> EXERCISE TASK:
Report the count of lines that carry the string "this", and add nothing.

(Extracted records)
**********
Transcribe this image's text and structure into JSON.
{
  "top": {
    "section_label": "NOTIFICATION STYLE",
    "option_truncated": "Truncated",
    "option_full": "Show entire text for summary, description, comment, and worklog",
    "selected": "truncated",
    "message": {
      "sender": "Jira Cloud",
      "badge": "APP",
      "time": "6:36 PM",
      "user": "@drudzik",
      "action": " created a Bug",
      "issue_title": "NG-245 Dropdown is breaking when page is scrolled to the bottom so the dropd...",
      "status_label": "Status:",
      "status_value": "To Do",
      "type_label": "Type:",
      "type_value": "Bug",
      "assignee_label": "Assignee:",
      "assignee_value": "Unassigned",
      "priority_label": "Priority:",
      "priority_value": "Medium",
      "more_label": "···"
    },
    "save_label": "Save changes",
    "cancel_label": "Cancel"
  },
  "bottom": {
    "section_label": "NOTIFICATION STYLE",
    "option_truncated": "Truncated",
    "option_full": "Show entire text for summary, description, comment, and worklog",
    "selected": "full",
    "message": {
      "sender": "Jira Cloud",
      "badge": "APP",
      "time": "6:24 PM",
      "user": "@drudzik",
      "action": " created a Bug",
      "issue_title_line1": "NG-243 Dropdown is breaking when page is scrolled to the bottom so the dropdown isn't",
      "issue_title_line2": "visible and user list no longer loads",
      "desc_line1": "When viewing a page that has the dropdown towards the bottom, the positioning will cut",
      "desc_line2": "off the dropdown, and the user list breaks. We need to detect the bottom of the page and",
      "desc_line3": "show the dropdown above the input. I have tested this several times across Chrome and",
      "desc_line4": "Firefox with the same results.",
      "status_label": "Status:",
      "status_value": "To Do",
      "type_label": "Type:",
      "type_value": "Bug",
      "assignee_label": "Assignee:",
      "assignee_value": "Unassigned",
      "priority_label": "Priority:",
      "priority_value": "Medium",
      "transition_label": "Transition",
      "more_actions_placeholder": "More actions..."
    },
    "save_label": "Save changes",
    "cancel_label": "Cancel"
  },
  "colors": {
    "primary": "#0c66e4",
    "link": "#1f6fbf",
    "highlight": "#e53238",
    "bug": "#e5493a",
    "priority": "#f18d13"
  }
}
**********
> COMPLETE ANSWER:
2